WHAT IS REQUIRED: Go through the records and extract every line with the word "JSON".

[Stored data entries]
⁂

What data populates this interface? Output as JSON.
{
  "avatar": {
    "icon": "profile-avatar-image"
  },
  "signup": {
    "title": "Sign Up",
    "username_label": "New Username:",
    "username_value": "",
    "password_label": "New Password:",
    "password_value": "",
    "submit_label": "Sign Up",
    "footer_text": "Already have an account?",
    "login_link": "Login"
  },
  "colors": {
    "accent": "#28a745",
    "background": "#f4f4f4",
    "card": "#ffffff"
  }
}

⁂

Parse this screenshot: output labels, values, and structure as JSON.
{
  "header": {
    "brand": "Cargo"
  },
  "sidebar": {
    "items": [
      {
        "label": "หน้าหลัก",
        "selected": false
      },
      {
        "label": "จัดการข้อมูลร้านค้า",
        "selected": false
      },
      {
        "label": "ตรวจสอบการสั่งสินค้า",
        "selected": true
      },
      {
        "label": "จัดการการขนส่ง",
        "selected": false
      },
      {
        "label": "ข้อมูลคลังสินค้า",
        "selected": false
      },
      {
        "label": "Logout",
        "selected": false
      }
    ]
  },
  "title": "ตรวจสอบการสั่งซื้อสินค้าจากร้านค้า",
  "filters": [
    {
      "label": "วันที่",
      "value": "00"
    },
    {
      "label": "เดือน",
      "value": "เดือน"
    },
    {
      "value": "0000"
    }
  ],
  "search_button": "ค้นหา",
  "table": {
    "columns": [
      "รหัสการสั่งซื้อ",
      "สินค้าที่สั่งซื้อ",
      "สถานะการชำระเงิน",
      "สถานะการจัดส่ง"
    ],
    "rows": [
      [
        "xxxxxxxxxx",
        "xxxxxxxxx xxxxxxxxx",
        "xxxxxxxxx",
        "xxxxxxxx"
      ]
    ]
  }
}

⁂

SOLUTION:
What data populates this interface? Output as JSON.
Parse this screenshot: output labels, values, and structure as JSON.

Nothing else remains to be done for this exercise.